— Start —

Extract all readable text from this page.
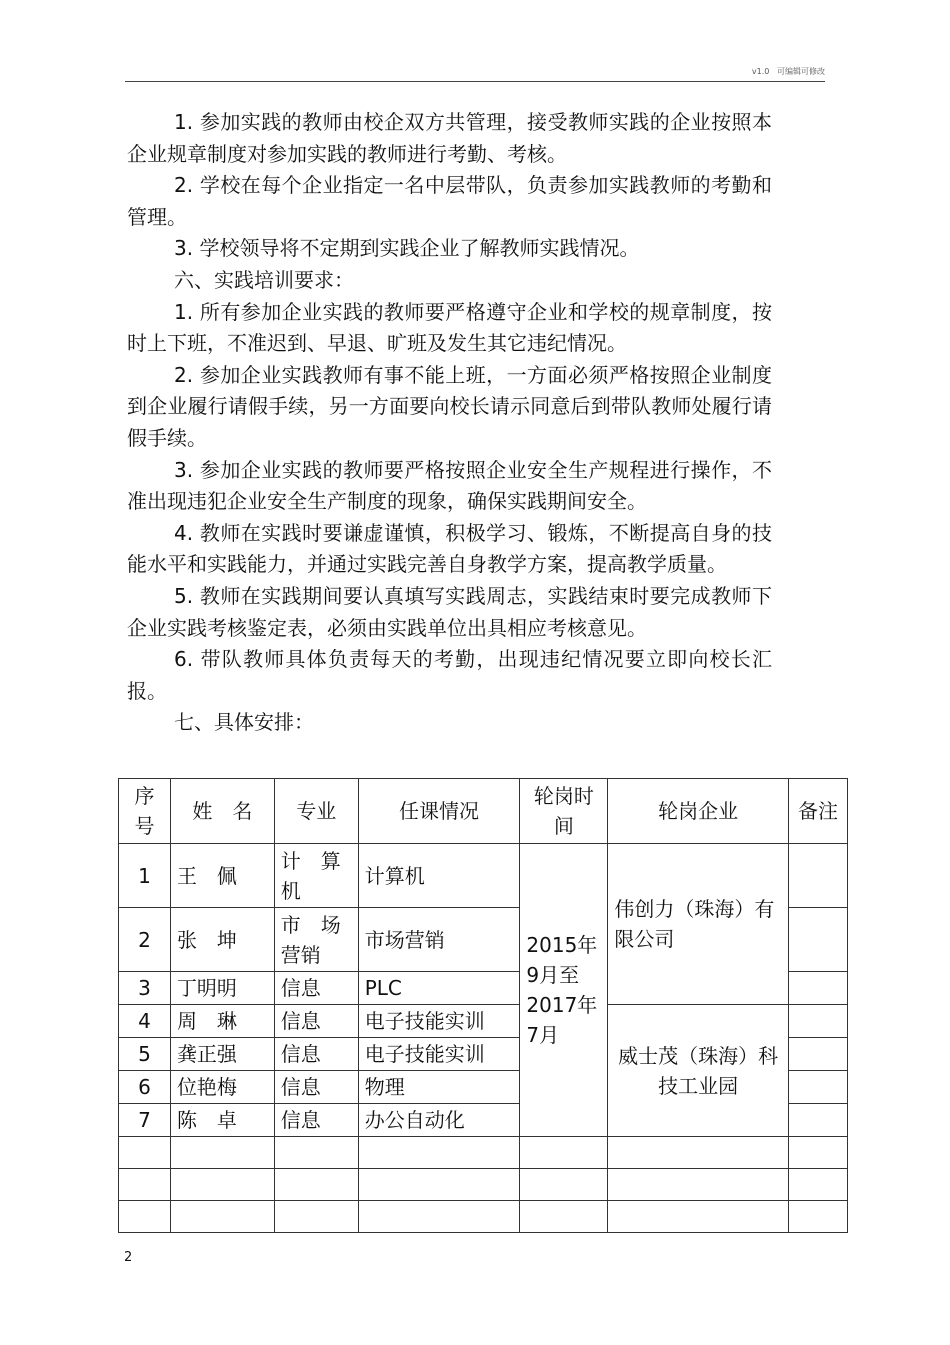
v1.0 可编辑可修改

1. 参加实践的教师由校企双方共管理，接受教师实践的企业按照本企业规章制度对参加实践的教师进行考勤、考核。

2. 学校在每个企业指定一名中层带队，负责参加实践教师的考勤和管理。

3. 学校领导将不定期到实践企业了解教师实践情况。

六、实践培训要求：

1. 所有参加企业实践的教师要严格遵守企业和学校的规章制度，按时上下班，不准迟到、早退、旷班及发生其它违纪情况。

2. 参加企业实践教师有事不能上班，一方面必须严格按照企业制度到企业履行请假手续，另一方面要向校长请示同意后到带队教师处履行请假手续。

3. 参加企业实践的教师要严格按照企业安全生产规程进行操作，不准出现违犯企业安全生产制度的现象，确保实践期间安全。

4. 教师在实践时要谦虚谨慎，积极学习、锻炼，不断提高自身的技能水平和实践能力，并通过实践完善自身教学方案，提高教学质量。

5. 教师在实践期间要认真填写实践周志，实践结束时要完成教师下企业实践考核鉴定表，必须由实践单位出具相应考核意见。

6. 带队教师具体负责每天的考勤，出现违纪情况要立即向校长汇报。

七、具体安排：

序号	姓　名	专业	任课情况	轮岗时间	轮岗企业	备注
1	王　佩	计　算机	计算机	2015年9月至2017年7月	伟创力（珠海）有限公司	
2	张　坤	市　场营销	市场营销			
3	丁明明	信息	PLC			
4	周　琳	信息	电子技能实训		威士茂（珠海）科技工业园	
5	龚正强	信息	电子技能实训			
6	位艳梅	信息	物理			
7	陈　卓	信息	办公自动化			

2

— End —

### What the exercise asks
Your answer should be one number: how many lines of the listing include the word "电子技能实训".

### Expected answer
2